The wrinkle is that, if the function has exactly one statement, there is no A_GLUE AST node and there is only a left child in the tree which is the compound statement.

At this point, we can:

Our AST tree now has A_RETURN and A_FUNCCAL nodes to with the return statements and function calls. Let’s now see how they generate the assembly output.

Why a Single Argument?

You might, at this point, be asking: why do you want to have a single function argument, especially as that argument isn’t available to the function?

The answer is that I want to replace the print x; statement in our language with a real function call: printint(x);. To do this, we can compile a real C function printint() and link it with the output from our compiler.

The New AST Nodes

There is not much new code in genAST() in gen.c:

    case A_RETURN:
      cgreturn(leftreg, Functionid);
      return (NOREG);
    case A_FUNCCALL:
      return (cgcall(leftreg, n->v.id));

A_RETURN doesn’t return a value as it’s not an expression. A_FUNCCALL is an expression of course.

Changes in the x86-64 Output

All the new code generation work is in the platform-specific code generator, cg.c. Let’s have a look at this.

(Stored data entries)
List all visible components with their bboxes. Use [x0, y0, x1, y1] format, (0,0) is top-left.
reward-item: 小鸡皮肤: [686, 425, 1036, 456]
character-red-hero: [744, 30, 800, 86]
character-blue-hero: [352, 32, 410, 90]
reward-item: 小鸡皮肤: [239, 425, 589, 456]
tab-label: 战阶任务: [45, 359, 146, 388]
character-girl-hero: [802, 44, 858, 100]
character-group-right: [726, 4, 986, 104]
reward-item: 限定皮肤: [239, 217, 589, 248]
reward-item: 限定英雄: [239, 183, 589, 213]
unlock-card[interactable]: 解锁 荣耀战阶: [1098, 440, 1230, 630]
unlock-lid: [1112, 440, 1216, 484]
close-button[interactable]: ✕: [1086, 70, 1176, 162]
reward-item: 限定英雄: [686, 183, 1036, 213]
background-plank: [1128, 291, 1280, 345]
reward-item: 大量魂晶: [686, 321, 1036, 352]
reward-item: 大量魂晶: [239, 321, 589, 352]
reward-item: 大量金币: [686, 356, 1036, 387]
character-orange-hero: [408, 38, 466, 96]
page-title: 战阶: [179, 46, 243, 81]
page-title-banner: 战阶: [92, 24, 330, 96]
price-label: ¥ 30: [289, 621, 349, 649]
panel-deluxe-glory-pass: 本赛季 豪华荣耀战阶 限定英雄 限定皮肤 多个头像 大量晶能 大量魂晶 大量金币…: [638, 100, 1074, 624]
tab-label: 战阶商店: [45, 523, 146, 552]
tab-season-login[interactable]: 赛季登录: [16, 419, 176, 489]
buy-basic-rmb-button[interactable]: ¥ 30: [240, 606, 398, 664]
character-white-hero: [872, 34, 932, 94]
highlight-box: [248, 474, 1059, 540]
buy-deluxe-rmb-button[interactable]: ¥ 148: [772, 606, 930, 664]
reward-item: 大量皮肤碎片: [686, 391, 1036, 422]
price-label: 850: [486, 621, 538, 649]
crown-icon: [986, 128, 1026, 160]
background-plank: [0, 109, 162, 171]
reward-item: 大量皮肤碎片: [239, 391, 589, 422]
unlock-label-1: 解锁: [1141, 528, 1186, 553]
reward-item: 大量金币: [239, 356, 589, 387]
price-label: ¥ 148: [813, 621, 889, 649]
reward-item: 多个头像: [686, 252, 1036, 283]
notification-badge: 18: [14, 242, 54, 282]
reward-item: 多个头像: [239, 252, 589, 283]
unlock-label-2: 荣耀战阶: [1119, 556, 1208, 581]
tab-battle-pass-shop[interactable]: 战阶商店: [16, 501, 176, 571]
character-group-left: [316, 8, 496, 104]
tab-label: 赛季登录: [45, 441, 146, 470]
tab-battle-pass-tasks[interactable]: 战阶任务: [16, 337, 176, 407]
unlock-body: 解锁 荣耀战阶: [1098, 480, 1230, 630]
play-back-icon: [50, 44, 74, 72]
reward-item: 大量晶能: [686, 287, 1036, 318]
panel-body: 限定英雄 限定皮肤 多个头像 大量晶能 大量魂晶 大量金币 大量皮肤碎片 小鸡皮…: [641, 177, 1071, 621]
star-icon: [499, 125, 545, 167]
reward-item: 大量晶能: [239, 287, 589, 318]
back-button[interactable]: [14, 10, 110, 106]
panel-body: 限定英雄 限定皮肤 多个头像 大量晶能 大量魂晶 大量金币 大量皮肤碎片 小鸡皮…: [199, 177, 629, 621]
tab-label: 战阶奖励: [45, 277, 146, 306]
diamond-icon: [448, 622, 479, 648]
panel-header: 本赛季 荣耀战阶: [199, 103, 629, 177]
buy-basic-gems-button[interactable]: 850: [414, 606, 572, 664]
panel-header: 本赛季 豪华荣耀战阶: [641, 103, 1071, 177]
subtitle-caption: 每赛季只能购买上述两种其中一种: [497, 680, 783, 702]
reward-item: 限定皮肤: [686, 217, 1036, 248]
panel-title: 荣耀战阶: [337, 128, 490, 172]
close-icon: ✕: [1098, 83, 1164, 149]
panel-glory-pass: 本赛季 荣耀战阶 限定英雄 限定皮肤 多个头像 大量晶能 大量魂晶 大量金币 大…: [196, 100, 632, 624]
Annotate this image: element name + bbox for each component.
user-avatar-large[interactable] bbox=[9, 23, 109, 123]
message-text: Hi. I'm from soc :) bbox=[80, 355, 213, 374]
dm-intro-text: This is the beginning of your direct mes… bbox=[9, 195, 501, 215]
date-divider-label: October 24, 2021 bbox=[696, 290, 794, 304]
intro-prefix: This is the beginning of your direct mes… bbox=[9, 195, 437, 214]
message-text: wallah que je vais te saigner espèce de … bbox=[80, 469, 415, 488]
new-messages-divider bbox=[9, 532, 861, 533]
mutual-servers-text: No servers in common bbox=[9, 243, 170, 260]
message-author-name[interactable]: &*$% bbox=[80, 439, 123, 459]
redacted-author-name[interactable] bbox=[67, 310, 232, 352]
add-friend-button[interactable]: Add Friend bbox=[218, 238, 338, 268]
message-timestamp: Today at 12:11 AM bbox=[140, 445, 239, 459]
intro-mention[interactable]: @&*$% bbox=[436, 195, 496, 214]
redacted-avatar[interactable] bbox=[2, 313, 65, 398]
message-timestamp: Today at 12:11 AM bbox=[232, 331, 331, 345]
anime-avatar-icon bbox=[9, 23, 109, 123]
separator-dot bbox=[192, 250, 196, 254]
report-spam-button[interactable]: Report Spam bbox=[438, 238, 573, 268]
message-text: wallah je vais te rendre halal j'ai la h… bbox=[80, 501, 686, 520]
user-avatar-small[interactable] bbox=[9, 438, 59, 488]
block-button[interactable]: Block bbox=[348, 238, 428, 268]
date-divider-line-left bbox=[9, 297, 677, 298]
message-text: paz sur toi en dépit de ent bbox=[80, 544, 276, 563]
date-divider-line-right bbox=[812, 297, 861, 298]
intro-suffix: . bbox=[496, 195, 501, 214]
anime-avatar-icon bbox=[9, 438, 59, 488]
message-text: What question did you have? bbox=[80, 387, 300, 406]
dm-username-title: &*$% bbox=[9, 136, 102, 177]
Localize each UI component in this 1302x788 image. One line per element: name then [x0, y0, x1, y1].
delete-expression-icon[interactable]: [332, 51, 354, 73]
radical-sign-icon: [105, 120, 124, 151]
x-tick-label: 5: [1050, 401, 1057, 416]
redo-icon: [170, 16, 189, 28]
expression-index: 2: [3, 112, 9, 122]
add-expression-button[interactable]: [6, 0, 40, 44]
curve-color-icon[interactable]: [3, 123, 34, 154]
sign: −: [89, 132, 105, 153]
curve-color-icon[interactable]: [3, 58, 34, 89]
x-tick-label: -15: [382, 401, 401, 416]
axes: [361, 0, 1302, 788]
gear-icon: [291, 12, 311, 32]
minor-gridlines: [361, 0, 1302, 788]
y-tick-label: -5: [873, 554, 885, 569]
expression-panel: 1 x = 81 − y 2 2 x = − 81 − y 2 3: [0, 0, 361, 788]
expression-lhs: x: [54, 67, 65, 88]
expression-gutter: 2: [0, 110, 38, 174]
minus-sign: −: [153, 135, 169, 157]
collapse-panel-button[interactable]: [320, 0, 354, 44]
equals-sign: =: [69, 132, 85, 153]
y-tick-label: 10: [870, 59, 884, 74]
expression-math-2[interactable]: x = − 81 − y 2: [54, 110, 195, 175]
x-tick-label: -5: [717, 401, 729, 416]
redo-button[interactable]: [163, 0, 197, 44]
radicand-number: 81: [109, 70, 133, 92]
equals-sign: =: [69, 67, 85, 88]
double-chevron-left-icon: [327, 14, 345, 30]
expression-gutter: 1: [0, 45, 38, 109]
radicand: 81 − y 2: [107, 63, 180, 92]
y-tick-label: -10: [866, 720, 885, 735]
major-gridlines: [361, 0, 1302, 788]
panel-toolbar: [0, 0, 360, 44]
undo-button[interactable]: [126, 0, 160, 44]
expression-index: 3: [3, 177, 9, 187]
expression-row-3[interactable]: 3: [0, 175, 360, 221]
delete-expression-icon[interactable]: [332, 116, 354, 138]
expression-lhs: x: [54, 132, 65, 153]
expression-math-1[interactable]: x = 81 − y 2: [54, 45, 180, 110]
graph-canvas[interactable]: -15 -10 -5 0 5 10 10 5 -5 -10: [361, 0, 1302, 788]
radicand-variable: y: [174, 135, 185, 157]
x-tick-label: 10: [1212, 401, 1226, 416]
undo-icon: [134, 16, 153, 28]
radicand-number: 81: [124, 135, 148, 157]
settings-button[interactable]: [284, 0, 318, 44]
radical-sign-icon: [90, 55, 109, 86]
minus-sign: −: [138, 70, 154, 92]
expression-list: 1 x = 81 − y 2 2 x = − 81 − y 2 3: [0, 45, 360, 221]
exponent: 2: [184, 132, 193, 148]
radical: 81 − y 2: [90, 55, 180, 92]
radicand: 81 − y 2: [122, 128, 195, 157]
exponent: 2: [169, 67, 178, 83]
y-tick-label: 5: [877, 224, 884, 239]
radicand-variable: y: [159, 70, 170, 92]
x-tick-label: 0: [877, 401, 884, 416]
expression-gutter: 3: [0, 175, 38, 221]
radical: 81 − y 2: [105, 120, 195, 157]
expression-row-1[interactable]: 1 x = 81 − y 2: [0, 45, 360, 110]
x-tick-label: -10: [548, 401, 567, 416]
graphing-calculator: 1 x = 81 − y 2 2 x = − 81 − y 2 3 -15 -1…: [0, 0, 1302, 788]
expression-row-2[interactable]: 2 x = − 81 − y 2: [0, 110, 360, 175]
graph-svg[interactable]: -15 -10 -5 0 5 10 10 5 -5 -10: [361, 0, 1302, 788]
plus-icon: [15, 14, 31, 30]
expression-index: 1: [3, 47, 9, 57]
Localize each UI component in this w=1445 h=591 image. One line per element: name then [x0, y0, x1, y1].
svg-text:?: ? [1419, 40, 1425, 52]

* **EXERCISE TASK A**
Convert the listing lines from the start of the listing through the line containing "price-label: ¥ 30: [289, 621, 349, 649]", inclusive, into a Markdown table with the columns Number and Record line. Leave out blank lines.
* **EXERCISE TASK B**
Carry on the compiler tutorial about return statements and function calls, beginning after its final sentence.

* **ANSWER A**
| Number | Record line |
|---|---|
| 1 | List all visible components with their bboxes. Use [x0, y0, x1, y1] format, (0,0) is top-left. |
| 2 | reward-item: 小鸡皮肤: [686, 425, 1036, 456] |
| 3 | character-red-hero: [744, 30, 800, 86] |
| 4 | character-blue-hero: [352, 32, 410, 90] |
| 5 | reward-item: 小鸡皮肤: [239, 425, 589, 456] |
| 6 | tab-label: 战阶任务: [45, 359, 146, 388] |
| 7 | character-girl-hero: [802, 44, 858, 100] |
| 8 | character-group-right: [726, 4, 986, 104] |
| 9 | reward-item: 限定皮肤: [239, 217, 589, 248] |
| 10 | reward-item: 限定英雄: [239, 183, 589, 213] |
| 11 | unlock-card[interactable]: 解锁 荣耀战阶: [1098, 440, 1230, 630] |
| 12 | unlock-lid: [1112, 440, 1216, 484] |
| 13 | close-button[interactable]: ✕: [1086, 70, 1176, 162] |
| 14 | reward-item: 限定英雄: [686, 183, 1036, 213] |
| 15 | background-plank: [1128, 291, 1280, 345] |
| 16 | reward-item: 大量魂晶: [686, 321, 1036, 352] |
| 17 | reward-item: 大量魂晶: [239, 321, 589, 352] |
| 18 | reward-item: 大量金币: [686, 356, 1036, 387] |
| 19 | character-orange-hero: [408, 38, 466, 96] |
| 20 | page-title: 战阶: [179, 46, 243, 81] |
| 21 | page-title-banner: 战阶: [92, 24, 330, 96] |
| 22 | price-label: ¥ 30: [289, 621, 349, 649] |

* **ANSWER B**
New Types

Firstly, we now have char, int and long, and the x86-64 requires us to use the right register names for each type:

// List of available registers and their names.
static int freereg[4];
static char *reglist[4] = { "%r8", "%r9", "%r10", "%r11" };
static char *breglist[4] = { "%r8b", "%r9b", "%r10b", "%r11b" };
static char *dreglist[4] = { "%r8d", "%r9d", "%r10d", "%r11d" }

Defining, Loading and Storing Variables

Variables now have three possible type. The code we generate needs to reflect this. Here are the changed functions:

// Generate a global symbol
void cgglobsym(int id) {
  int typesize;
  // Get the size of the type
  typesize = cgprimsize(Gsym[id].type);

  fprintf(Outfile, "\t.comm\t%s,%d,%d\n", Gsym[id].name, typesize, typesize);
}

// Load a value from a variable into a register.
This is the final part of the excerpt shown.